-- Task instructions --
Answer with a single number: the count of lines that include the string "available".

□ □ □ □

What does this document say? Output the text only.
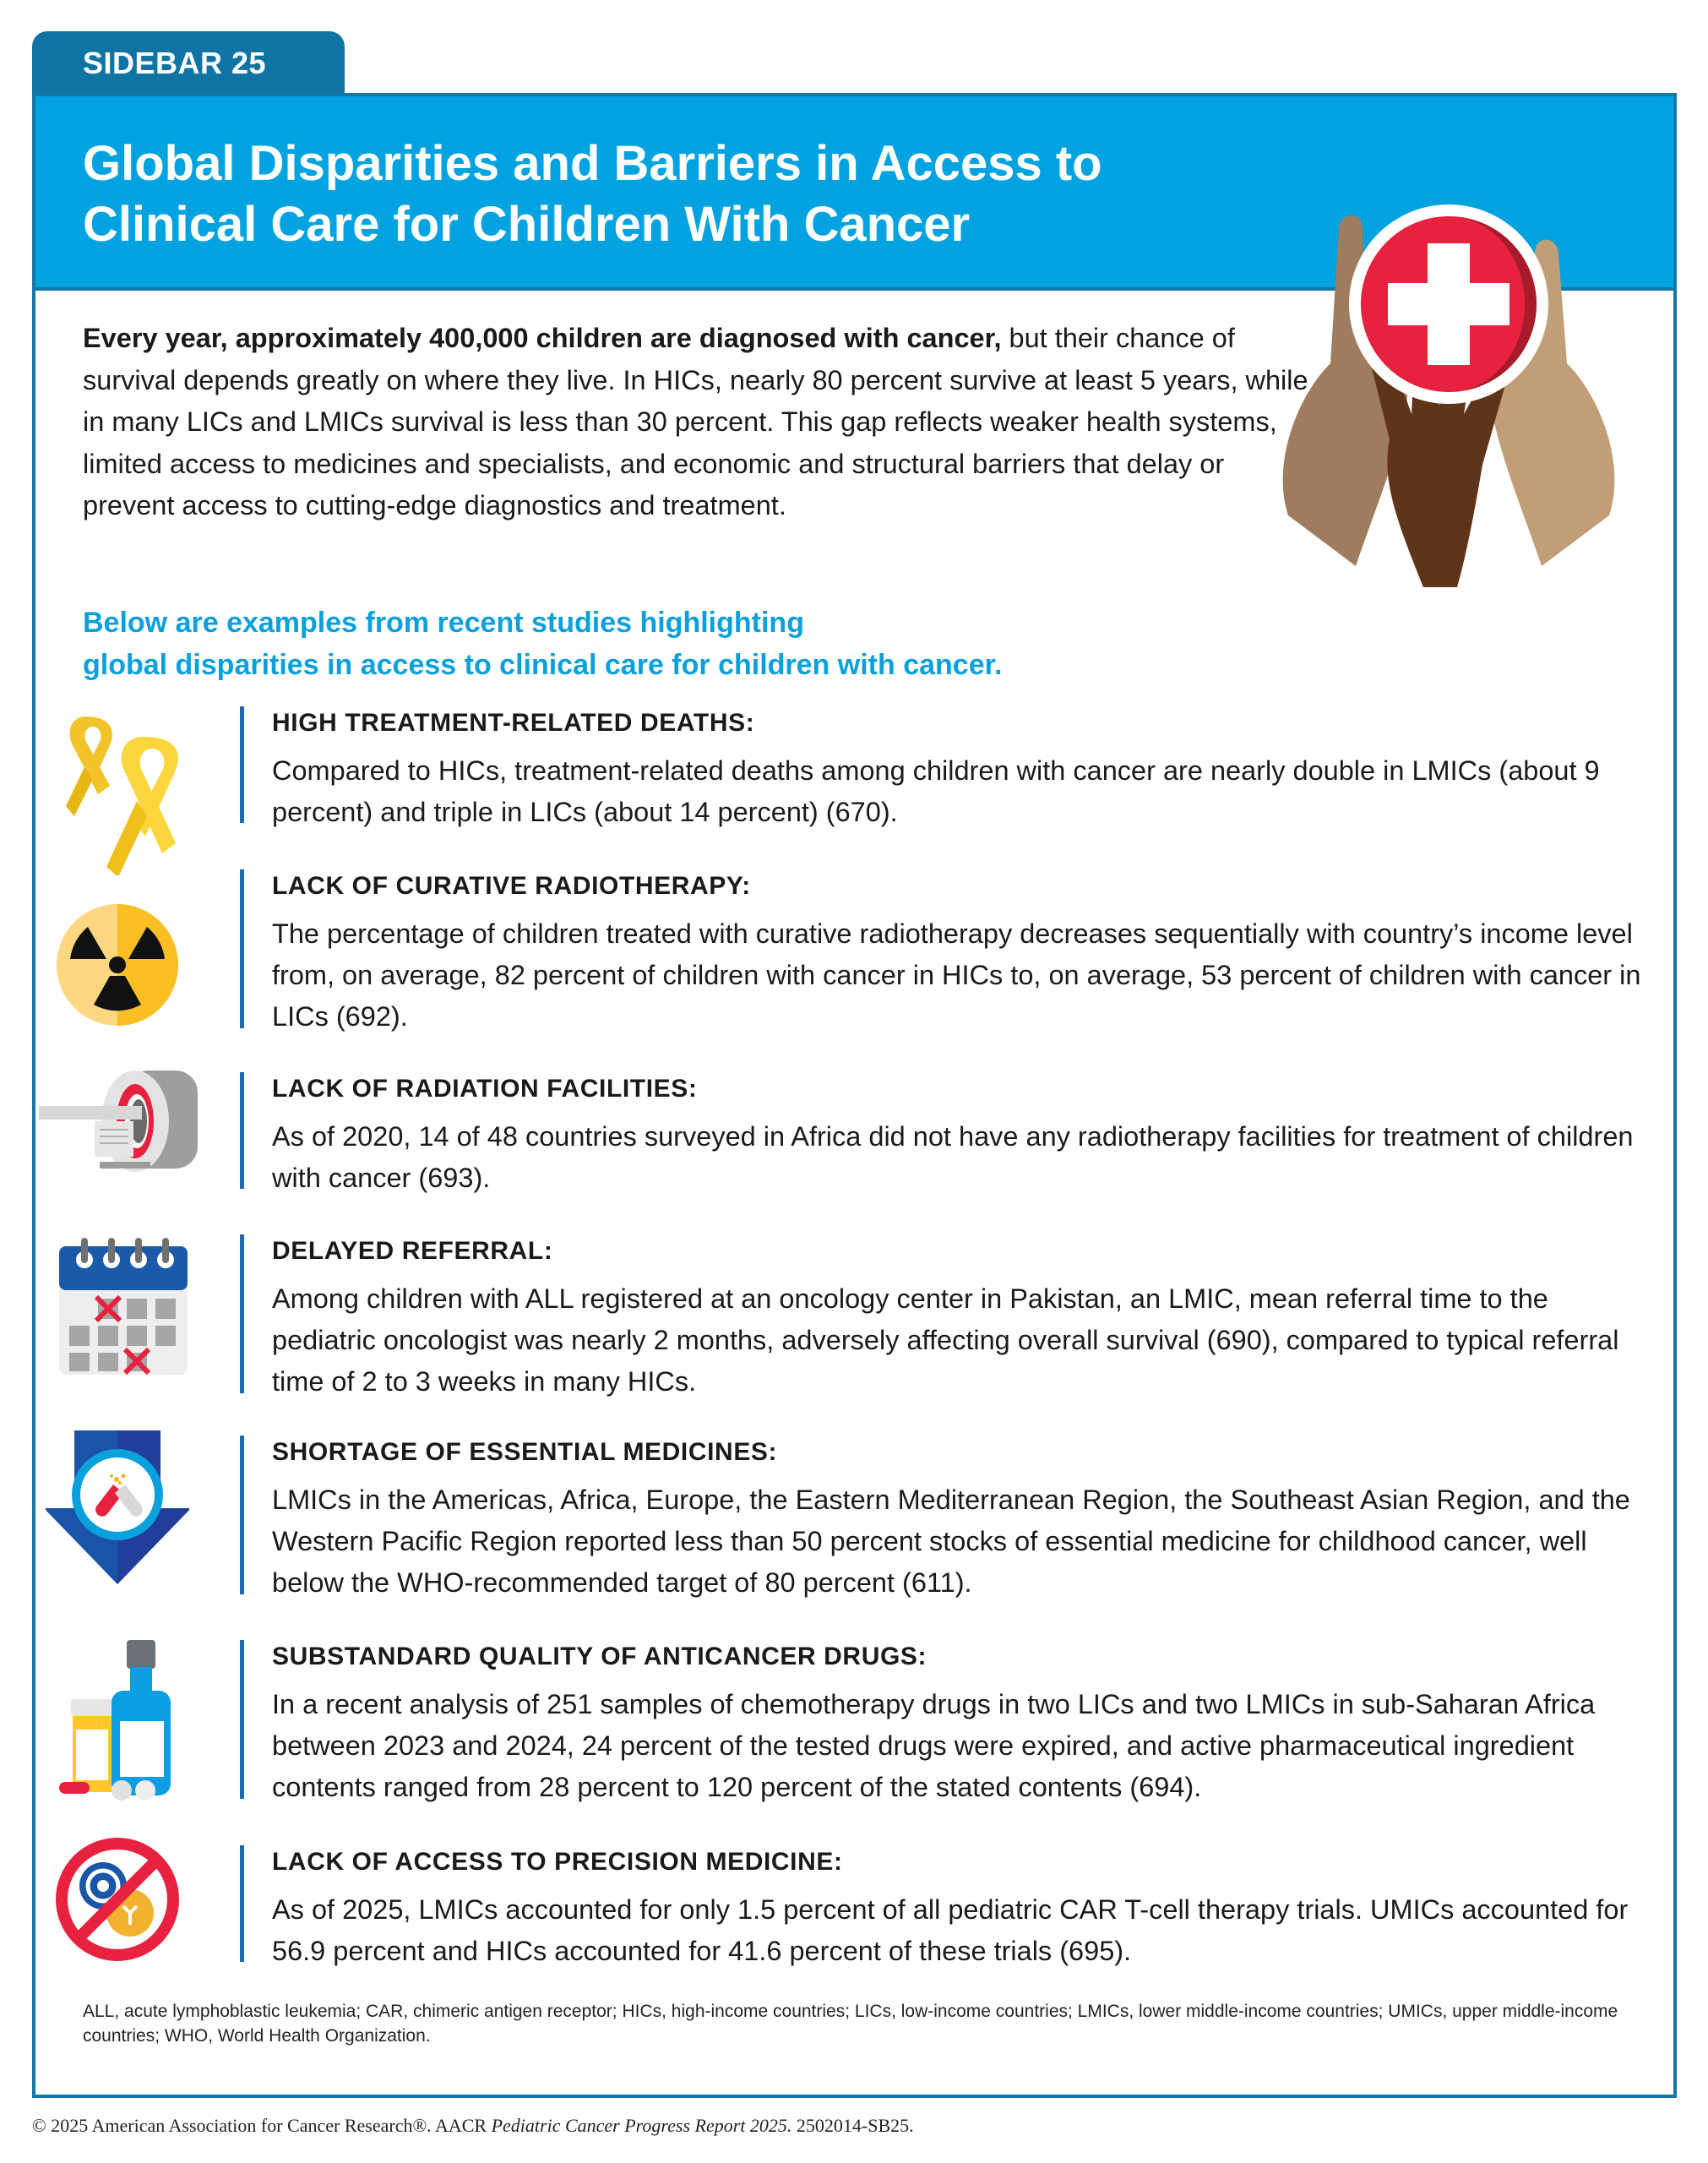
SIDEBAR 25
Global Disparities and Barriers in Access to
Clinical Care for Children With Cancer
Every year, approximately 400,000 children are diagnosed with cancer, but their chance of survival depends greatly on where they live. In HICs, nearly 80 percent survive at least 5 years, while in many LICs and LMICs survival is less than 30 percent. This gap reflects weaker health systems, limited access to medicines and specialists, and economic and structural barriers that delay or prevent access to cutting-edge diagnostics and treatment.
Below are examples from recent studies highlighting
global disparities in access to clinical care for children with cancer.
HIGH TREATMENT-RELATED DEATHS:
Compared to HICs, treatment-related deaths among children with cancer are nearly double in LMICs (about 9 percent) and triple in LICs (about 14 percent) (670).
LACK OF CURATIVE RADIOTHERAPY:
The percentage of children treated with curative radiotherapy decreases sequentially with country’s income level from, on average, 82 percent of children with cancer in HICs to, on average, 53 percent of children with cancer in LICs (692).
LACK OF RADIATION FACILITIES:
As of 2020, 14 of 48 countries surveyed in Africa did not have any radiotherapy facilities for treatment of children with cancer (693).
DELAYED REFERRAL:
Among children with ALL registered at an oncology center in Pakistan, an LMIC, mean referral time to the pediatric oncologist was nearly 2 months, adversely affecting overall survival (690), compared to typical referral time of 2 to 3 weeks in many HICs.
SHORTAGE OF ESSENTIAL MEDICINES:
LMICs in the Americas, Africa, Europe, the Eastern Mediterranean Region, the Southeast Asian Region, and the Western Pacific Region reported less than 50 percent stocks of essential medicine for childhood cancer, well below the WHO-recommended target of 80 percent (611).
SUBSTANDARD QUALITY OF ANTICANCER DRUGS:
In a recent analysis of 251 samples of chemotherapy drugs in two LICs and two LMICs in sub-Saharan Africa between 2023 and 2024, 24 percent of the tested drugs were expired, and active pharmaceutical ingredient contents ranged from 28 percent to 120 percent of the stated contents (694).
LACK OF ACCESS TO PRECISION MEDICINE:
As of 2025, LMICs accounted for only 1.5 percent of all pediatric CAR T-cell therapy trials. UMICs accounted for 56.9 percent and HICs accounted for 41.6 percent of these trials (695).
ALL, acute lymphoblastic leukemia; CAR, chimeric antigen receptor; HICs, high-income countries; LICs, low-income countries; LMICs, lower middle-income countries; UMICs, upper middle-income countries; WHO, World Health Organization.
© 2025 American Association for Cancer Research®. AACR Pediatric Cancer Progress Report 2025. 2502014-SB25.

□ □ □ □

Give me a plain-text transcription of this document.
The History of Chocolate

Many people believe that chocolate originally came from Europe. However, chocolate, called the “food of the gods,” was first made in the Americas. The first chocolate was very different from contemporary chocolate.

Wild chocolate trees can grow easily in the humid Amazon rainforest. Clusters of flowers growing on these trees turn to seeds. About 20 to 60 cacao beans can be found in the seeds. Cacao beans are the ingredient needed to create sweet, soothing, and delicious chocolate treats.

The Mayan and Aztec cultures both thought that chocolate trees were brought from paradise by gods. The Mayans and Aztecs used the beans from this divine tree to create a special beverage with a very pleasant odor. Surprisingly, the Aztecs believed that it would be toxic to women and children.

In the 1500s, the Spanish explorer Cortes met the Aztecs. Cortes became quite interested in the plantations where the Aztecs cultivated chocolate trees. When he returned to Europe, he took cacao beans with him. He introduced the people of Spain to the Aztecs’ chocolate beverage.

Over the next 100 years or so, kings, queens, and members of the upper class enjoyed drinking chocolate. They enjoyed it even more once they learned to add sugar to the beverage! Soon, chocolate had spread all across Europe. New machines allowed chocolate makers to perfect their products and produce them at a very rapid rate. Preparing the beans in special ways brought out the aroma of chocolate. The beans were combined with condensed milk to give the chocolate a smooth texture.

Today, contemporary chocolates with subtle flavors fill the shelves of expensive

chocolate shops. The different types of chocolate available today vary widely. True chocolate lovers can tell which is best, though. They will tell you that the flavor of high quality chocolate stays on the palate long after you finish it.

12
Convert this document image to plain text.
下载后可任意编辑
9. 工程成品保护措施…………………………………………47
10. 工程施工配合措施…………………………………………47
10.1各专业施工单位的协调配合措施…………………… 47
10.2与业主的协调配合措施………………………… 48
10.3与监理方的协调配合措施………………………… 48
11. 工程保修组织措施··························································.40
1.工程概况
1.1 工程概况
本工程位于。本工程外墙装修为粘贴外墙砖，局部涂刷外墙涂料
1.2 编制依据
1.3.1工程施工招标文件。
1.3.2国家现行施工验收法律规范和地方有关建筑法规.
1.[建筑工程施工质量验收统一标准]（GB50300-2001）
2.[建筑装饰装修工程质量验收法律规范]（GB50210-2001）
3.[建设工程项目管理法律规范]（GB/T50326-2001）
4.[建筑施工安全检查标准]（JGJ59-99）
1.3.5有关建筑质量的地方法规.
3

□ □ □ □

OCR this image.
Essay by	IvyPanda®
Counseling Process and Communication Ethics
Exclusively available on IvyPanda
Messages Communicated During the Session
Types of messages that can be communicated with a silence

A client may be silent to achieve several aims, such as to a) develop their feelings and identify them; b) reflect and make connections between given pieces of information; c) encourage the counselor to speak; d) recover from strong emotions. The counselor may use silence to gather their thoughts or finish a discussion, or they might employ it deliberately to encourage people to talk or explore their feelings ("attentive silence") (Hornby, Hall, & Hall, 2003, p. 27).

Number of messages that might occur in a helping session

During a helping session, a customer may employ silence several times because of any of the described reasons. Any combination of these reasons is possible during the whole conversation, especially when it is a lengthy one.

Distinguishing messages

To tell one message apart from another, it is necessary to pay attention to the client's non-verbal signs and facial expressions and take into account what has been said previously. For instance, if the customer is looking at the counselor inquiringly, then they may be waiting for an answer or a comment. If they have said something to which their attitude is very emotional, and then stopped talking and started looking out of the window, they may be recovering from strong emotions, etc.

□ □ □ □

-- Answer for this exercise --
2